In the lines from the one with "income-label: Estimation du" to the one with "globe-icon xyxy=(250,49,260,59)", swap "interactable" for "clickable" and leave everything else unchanged. Return only those lines.

_SUPPLIED DATA_:
****************
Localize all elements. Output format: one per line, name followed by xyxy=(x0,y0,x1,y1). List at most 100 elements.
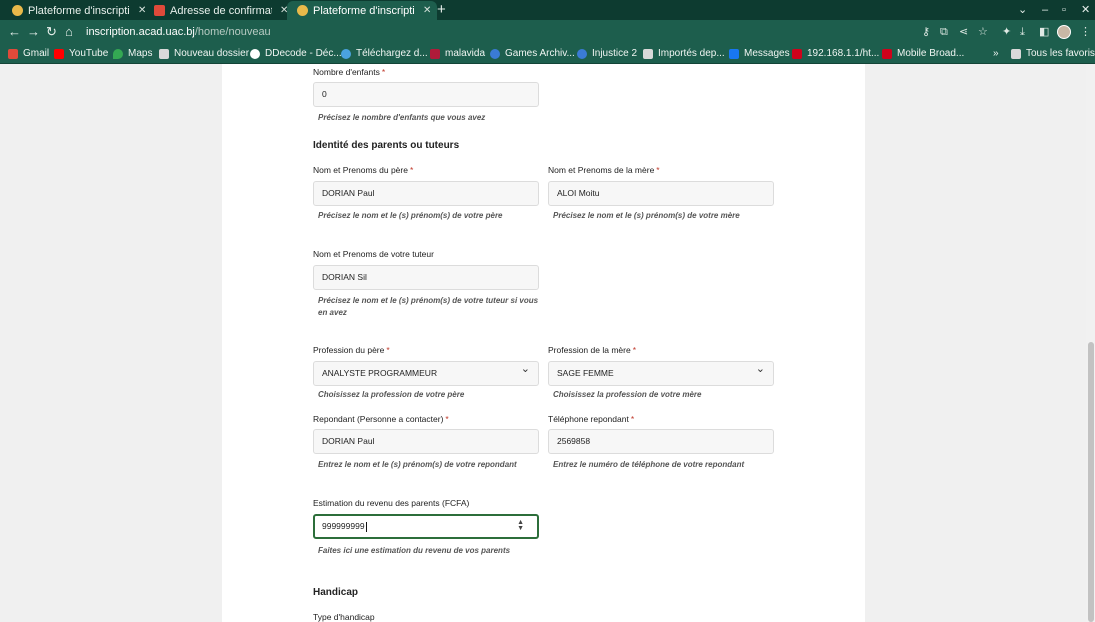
income-label: Estimation du revenu des parents (FCFA) xyxy=(313,498,470,508)
bookmark-maps[interactable]: Maps xyxy=(113,44,152,64)
bookmark-messages[interactable]: Messages xyxy=(729,44,790,64)
respondent-input[interactable]: DORIAN Paul xyxy=(313,429,539,454)
globe-icon xyxy=(250,49,260,59)
bookmark-injustice[interactable]: Injustice 2 xyxy=(577,44,637,64)
browser-tab-strip: Plateforme d'inscription ✕ Adresse de co… xyxy=(0,0,1095,20)
address-bar[interactable]: inscription.acad.uac.bj/home/nouveau xyxy=(86,22,1004,42)
number-spinner-icon[interactable]: ▲ ▼ xyxy=(517,519,524,532)
bookmark-gmail[interactable]: Gmail xyxy=(8,44,49,64)
browser-toolbar: ← → ↻ ⌂ inscription.acad.uac.bj/home/nou… xyxy=(0,20,1095,44)
maximize-icon[interactable]: ▫ xyxy=(1062,0,1066,20)
father-name-label: Nom et Prenoms du père * xyxy=(313,165,414,175)
facebook-icon xyxy=(729,49,739,59)
url-host: inscription.acad.uac.bj xyxy=(86,26,195,38)
folder-icon xyxy=(159,49,169,59)
bookmark-label: 192.168.1.1/ht... xyxy=(807,48,880,59)
father-profession-label: Profession du père * xyxy=(313,345,390,355)
bookmark-label: malavida xyxy=(445,48,486,59)
bookmark-router[interactable]: 192.168.1.1/ht... xyxy=(792,44,879,64)
registration-form: Nombre d'enfants * 0 Précisez le nombre d… xyxy=(222,64,865,622)
bookmark-label: YouTube xyxy=(69,48,109,59)
mother-profession-hint: Choisissez la profession de votre mère xyxy=(553,390,702,399)
respondent-phone-label: Téléphone repondant * xyxy=(548,414,635,424)
respondent-label: Repondant (Personne a contacter) * xyxy=(313,414,449,424)
bookmark-label: Tous les favoris xyxy=(1026,48,1095,59)
bookmark-telechargez[interactable]: Téléchargez d... xyxy=(341,44,428,64)
share-icon[interactable]: ⋖ xyxy=(959,20,968,44)
browser-tab-3-active[interactable]: Plateforme d'inscription ✕ xyxy=(287,1,438,20)
forward-icon[interactable]: → xyxy=(27,20,40,44)
father-profession-select[interactable]: ANALYSTE PROGRAMMEUR xyxy=(313,358,539,386)
gmail-icon xyxy=(8,49,18,59)
father-name-hint: Précisez le nom et le (s) prénom(s) de v… xyxy=(318,211,503,220)
tutor-name-input[interactable]: DORIAN Sil xyxy=(313,265,539,290)
respondent-phone-input[interactable]: 2569858 xyxy=(548,429,774,454)
text-caret xyxy=(365,521,367,532)
bookmark-label: Téléchargez d... xyxy=(356,48,428,59)
close-tab-icon[interactable]: ✕ xyxy=(423,5,431,16)
tab-search-chevron-icon[interactable]: ⌄ xyxy=(1018,0,1027,20)
home-icon[interactable]: ⌂ xyxy=(65,20,73,44)
gmail-favicon-icon xyxy=(154,5,165,16)
close-window-icon[interactable]: ✕ xyxy=(1081,0,1090,20)
bookmark-ddecode[interactable]: DDecode - Déc... xyxy=(250,44,342,64)
mother-profession-select[interactable]: SAGE FEMME xyxy=(548,358,774,386)
children-count-input[interactable]: 0 xyxy=(313,82,539,107)
respondent-phone-hint: Entrez le numéro de téléphone de votre r… xyxy=(553,460,745,469)
arrow-site-icon xyxy=(577,49,587,59)
bookmark-games-archive[interactable]: Games Archiv... xyxy=(490,44,575,64)
games-icon xyxy=(490,49,500,59)
tab-title: Plateforme d'inscription xyxy=(313,4,415,17)
huawei-icon xyxy=(882,49,892,59)
children-count-label: Nombre d'enfants * xyxy=(313,67,386,77)
academy-favicon-icon xyxy=(297,5,308,16)
extensions-icon[interactable]: ✦ xyxy=(1002,20,1011,44)
malavida-icon xyxy=(430,49,440,59)
minimize-icon[interactable]: – xyxy=(1042,0,1048,20)
back-icon[interactable]: ← xyxy=(8,20,21,44)
scrollbar-thumb[interactable] xyxy=(1088,342,1094,622)
children-count-hint: Précisez le nombre d'enfants que vous av… xyxy=(318,113,486,122)
bookmark-label: Nouveau dossier xyxy=(174,48,250,59)
handicap-type-label: Type d'handicap xyxy=(313,612,375,622)
tutor-name-label: Nom et Prenoms de votre tuteur xyxy=(313,249,434,259)
bookmark-label: Injustice 2 xyxy=(592,48,638,59)
bookmark-youtube[interactable]: YouTube xyxy=(54,44,108,64)
mother-profession-label: Profession de la mère * xyxy=(548,345,636,355)
income-number-input[interactable]: 999999999 ▲ ▼ xyxy=(313,514,539,539)
folder-icon xyxy=(1011,49,1021,59)
father-name-input[interactable]: DORIAN Paul xyxy=(313,181,539,206)
menu-kebab-icon[interactable]: ⋮ xyxy=(1080,20,1091,44)
reload-icon[interactable]: ↻ xyxy=(46,20,57,44)
all-bookmarks-folder[interactable]: Tous les favoris xyxy=(1011,44,1095,64)
mother-name-hint: Précisez le nom et le (s) prénom(s) de v… xyxy=(553,211,740,220)
translate-icon[interactable]: ⧉ xyxy=(940,20,948,44)
side-panel-icon[interactable]: ◧ xyxy=(1039,20,1049,44)
folder-icon xyxy=(643,49,653,59)
profile-avatar[interactable] xyxy=(1057,25,1071,39)
page-scrollbar[interactable] xyxy=(1086,64,1095,622)
key-icon[interactable]: ⚷ xyxy=(922,20,930,44)
browser-tab-1[interactable]: Plateforme d'inscription ✕ xyxy=(2,1,152,20)
youtube-icon xyxy=(54,49,64,59)
bookmark-importes[interactable]: Importés dep... xyxy=(643,44,725,64)
bookmark-label: Messages xyxy=(744,48,790,59)
browser-tab-2[interactable]: Adresse de confirmation ✕ xyxy=(144,1,294,20)
tab-title: Adresse de confirmation xyxy=(170,4,272,17)
mother-name-input[interactable]: ALOI Moitu xyxy=(548,181,774,206)
download-icon[interactable]: ⤓ xyxy=(1020,20,1025,44)
bookmark-star-icon[interactable]: ☆ xyxy=(978,20,988,44)
bookmark-label: Gmail xyxy=(23,48,50,59)
bookmarks-bar: Gmail YouTube Maps Nouveau dossier DDeco… xyxy=(0,44,1095,64)
bookmark-mobile-broadband[interactable]: Mobile Broad... xyxy=(882,44,964,64)
income-value: 999999999 xyxy=(322,521,365,531)
bookmark-label: Importés dep... xyxy=(658,48,725,59)
bookmarks-overflow-icon[interactable]: » xyxy=(993,44,999,64)
bookmark-label: Mobile Broad... xyxy=(897,48,965,59)
bookmark-malavida[interactable]: malavida xyxy=(430,44,485,64)
url-path: /home/nouveau xyxy=(194,26,271,38)
huawei-icon xyxy=(792,49,802,59)
bookmark-nouveau-dossier[interactable]: Nouveau dossier xyxy=(159,44,249,64)
new-tab-icon[interactable]: + xyxy=(437,0,446,20)
bookmark-label: DDecode - Déc... xyxy=(265,48,342,59)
****************
_SOLUTION FOR THIS EXERCISE_:
income-label: Estimation du revenu des parents (FCFA) xyxy=(313,498,470,508)
bookmark-maps[clickable]: Maps xyxy=(113,44,152,64)
bookmark-messages[clickable]: Messages xyxy=(729,44,790,64)
respondent-input[clickable]: DORIAN Paul xyxy=(313,429,539,454)
globe-icon xyxy=(250,49,260,59)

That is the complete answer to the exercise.